## Provided information
┄┄┄┄┄┄┄┄┄┄

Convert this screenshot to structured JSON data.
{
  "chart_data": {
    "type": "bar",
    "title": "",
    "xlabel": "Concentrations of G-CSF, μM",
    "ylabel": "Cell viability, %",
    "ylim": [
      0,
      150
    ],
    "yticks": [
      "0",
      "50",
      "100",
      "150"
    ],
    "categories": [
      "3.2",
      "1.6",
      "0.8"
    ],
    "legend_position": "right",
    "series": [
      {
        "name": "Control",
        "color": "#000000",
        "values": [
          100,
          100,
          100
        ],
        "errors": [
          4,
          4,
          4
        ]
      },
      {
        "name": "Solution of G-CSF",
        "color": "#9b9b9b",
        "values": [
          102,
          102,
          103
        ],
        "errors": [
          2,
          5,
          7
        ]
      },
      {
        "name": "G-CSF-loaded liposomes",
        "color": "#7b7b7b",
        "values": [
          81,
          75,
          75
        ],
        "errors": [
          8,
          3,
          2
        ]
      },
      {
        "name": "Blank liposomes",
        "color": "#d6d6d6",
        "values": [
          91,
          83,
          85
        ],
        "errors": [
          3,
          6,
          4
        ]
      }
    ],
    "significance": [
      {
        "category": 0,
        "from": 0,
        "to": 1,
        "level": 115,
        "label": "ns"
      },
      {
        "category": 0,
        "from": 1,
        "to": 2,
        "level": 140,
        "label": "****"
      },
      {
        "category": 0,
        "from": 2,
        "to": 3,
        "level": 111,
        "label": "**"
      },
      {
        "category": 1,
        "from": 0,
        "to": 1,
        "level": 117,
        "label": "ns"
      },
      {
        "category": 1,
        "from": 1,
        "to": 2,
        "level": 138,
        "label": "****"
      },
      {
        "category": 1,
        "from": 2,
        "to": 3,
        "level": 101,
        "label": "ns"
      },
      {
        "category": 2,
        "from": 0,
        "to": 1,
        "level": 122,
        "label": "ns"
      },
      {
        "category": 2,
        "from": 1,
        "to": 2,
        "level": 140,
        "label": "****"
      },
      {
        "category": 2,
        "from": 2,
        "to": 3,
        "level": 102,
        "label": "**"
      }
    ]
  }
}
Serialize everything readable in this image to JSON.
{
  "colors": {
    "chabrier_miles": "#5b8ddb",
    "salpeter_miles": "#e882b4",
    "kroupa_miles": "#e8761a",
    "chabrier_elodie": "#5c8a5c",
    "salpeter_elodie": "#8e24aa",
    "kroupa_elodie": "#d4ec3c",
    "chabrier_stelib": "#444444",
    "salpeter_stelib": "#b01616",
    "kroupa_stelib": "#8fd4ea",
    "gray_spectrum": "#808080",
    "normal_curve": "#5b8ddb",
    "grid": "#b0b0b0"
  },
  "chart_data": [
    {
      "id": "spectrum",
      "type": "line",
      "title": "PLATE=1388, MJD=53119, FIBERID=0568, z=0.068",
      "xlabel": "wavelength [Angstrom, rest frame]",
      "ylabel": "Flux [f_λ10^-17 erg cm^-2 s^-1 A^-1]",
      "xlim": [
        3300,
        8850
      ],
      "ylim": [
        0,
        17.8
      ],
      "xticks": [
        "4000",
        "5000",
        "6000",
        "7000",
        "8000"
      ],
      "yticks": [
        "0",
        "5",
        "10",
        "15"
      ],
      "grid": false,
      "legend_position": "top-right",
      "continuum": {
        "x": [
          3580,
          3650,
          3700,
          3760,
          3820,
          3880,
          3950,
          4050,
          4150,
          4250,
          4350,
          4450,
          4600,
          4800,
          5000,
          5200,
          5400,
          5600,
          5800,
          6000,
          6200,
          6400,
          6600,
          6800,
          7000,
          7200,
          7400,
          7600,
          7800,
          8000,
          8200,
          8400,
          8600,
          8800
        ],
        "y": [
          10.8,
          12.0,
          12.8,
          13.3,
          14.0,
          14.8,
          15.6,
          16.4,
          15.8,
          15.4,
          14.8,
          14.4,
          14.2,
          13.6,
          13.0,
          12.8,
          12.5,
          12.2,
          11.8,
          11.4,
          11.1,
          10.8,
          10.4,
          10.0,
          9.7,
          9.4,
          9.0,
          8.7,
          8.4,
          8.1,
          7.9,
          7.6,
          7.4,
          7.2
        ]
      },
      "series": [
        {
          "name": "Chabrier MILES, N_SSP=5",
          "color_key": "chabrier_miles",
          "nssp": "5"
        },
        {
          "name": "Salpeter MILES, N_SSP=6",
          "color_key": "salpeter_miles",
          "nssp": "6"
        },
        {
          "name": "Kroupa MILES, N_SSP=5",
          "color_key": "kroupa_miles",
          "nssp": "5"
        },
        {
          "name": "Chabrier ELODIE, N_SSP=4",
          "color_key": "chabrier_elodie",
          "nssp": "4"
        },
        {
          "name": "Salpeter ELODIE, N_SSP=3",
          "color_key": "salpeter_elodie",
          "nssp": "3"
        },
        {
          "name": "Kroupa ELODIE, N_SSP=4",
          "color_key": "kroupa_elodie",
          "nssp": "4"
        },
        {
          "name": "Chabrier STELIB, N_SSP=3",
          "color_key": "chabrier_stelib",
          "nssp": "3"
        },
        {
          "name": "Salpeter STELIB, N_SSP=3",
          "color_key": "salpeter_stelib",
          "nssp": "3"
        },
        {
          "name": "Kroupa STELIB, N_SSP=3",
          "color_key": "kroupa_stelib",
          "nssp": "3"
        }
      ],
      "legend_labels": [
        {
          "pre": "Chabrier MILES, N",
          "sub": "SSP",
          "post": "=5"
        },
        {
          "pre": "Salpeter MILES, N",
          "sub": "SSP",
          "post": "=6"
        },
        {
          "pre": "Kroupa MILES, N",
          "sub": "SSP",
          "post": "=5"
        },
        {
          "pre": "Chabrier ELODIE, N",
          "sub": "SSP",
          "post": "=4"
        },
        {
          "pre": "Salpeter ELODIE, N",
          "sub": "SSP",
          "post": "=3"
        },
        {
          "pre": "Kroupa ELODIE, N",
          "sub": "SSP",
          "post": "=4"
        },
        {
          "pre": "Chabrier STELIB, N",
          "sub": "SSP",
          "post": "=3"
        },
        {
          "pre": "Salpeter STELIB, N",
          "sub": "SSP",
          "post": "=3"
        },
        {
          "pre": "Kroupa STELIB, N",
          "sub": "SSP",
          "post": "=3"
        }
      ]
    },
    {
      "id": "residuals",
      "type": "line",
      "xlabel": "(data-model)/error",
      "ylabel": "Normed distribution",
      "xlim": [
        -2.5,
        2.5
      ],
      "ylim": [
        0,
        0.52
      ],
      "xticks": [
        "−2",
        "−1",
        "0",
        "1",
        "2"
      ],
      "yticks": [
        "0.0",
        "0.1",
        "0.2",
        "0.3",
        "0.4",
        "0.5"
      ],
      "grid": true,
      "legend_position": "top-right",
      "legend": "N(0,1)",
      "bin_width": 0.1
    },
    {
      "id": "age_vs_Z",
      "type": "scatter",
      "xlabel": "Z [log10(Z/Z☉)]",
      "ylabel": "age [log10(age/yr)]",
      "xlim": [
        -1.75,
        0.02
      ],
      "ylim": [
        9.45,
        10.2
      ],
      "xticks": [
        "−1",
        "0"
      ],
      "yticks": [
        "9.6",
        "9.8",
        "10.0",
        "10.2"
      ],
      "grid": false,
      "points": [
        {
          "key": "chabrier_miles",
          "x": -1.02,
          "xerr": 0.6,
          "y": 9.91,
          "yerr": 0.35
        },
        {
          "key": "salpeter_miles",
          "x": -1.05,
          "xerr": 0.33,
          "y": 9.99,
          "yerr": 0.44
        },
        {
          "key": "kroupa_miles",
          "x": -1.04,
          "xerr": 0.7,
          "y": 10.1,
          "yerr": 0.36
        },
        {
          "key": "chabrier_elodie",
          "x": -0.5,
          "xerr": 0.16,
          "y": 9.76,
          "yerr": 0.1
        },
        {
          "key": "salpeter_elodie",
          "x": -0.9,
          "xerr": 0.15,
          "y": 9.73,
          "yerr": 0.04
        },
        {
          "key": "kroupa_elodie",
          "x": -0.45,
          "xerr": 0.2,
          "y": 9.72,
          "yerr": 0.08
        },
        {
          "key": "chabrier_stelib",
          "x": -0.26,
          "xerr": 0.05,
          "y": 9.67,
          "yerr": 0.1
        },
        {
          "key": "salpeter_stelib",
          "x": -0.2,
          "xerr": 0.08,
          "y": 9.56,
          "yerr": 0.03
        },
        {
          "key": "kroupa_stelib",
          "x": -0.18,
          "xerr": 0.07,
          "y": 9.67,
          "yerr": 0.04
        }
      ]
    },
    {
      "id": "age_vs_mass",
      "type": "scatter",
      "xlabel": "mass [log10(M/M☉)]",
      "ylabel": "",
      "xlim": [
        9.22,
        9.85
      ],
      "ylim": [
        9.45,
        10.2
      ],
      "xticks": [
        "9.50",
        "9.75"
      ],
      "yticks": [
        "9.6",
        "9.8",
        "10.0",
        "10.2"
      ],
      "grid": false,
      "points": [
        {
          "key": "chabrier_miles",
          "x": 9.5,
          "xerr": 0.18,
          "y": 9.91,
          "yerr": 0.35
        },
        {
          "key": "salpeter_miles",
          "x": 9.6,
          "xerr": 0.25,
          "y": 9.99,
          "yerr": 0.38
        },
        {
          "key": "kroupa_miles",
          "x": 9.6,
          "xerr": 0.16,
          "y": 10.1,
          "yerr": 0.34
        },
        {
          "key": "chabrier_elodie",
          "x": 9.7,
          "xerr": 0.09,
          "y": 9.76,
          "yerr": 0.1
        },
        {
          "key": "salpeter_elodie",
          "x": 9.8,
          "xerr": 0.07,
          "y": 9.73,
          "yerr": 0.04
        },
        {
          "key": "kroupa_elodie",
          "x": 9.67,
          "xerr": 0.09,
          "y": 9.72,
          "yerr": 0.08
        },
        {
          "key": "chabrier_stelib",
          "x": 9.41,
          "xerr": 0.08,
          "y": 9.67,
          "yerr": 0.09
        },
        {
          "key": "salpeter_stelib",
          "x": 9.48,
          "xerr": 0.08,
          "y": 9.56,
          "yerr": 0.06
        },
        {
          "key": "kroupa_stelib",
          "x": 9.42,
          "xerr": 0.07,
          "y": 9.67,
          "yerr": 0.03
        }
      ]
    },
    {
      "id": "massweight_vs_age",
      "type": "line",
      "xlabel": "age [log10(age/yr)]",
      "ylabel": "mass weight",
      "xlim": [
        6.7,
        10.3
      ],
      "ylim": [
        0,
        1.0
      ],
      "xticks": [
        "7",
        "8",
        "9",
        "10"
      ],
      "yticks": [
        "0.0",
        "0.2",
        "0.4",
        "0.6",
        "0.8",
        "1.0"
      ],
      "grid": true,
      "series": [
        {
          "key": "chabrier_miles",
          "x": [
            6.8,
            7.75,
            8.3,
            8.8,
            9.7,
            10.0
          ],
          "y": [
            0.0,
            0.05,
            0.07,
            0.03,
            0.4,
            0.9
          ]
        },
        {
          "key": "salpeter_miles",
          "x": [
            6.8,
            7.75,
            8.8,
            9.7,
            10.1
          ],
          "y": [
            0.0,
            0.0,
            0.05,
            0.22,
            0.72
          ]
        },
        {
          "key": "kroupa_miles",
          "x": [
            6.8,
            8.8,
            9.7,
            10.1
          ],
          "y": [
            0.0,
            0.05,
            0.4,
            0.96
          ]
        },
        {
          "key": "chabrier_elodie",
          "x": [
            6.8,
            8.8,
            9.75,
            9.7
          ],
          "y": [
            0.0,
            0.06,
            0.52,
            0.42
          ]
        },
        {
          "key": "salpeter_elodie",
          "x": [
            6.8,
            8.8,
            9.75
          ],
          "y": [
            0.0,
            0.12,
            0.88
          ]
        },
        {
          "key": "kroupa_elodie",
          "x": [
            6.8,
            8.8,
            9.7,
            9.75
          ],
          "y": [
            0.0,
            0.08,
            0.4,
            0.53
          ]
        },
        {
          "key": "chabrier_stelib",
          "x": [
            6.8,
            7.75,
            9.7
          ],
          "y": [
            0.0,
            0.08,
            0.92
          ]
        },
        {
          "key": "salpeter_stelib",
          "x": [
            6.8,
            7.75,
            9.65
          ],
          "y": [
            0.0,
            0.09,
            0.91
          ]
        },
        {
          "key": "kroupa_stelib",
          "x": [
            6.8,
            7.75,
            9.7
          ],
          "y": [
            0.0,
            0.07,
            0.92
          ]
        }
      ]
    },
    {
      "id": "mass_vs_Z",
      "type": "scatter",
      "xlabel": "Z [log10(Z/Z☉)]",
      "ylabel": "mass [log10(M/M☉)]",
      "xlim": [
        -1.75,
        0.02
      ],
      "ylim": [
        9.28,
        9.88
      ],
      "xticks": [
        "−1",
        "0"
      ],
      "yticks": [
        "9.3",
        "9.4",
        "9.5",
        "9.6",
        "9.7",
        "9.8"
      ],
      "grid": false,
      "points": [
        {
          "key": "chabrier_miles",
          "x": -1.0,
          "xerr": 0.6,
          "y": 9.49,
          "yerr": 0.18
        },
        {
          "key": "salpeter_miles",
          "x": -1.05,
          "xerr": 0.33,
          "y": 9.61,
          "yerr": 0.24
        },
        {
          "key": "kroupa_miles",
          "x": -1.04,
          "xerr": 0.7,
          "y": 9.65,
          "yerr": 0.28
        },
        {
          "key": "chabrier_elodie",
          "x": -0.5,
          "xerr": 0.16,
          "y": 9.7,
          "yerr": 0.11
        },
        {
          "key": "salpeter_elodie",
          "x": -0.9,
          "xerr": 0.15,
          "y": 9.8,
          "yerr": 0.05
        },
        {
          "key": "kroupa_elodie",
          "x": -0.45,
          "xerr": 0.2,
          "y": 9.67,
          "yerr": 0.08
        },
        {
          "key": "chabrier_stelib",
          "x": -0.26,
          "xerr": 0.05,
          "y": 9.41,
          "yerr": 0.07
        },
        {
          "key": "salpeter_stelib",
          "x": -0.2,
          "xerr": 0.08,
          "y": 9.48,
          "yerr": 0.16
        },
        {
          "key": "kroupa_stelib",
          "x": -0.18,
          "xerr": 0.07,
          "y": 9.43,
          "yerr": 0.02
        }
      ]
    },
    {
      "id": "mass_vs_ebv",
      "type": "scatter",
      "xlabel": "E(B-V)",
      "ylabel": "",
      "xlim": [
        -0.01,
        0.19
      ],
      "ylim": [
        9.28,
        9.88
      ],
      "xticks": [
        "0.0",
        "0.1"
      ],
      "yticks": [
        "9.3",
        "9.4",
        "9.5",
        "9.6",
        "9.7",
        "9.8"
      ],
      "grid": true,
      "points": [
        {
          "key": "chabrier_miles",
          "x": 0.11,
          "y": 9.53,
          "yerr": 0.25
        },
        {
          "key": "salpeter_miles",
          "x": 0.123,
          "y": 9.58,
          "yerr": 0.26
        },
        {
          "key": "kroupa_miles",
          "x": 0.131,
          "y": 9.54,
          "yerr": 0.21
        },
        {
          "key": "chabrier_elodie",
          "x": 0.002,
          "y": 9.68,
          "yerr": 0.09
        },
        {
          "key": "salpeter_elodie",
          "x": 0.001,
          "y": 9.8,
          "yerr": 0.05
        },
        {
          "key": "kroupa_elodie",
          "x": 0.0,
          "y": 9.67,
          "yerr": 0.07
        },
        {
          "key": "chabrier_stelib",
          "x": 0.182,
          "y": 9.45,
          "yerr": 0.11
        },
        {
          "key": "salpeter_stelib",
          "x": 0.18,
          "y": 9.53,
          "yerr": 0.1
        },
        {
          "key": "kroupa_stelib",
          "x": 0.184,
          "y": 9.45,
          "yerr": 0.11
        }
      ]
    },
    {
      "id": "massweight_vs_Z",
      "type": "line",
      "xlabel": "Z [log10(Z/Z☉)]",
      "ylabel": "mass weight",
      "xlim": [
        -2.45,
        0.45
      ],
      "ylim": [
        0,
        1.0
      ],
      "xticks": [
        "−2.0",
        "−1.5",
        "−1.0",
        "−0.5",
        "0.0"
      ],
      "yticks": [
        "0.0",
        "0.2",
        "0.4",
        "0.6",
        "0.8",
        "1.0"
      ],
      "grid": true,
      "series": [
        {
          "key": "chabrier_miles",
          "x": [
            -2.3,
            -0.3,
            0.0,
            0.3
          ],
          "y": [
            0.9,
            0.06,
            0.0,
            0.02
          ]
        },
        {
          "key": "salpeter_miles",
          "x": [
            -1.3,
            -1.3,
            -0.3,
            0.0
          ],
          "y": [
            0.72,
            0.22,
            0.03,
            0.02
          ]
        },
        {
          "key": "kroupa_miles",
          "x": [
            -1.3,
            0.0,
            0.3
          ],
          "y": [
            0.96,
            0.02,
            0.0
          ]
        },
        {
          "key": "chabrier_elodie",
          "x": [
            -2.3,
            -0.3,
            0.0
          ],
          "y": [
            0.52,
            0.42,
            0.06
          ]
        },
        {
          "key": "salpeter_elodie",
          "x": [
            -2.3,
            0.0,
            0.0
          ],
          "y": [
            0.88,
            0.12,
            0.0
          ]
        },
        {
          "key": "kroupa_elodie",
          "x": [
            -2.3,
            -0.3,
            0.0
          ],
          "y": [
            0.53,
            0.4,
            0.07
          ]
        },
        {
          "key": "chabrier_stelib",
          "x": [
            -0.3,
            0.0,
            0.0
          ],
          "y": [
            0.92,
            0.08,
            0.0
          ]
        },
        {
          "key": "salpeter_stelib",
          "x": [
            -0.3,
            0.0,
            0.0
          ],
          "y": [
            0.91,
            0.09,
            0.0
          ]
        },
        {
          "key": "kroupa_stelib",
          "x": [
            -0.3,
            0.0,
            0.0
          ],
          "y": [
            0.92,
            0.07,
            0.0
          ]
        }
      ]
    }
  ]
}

┄┄┄┄┄┄┄┄┄┄

## Job
In the listing, find each line with the string "liposomes" and copy it.

## Finished task
        "name": "G-CSF-loaded liposomes",
        "name": "Blank liposomes",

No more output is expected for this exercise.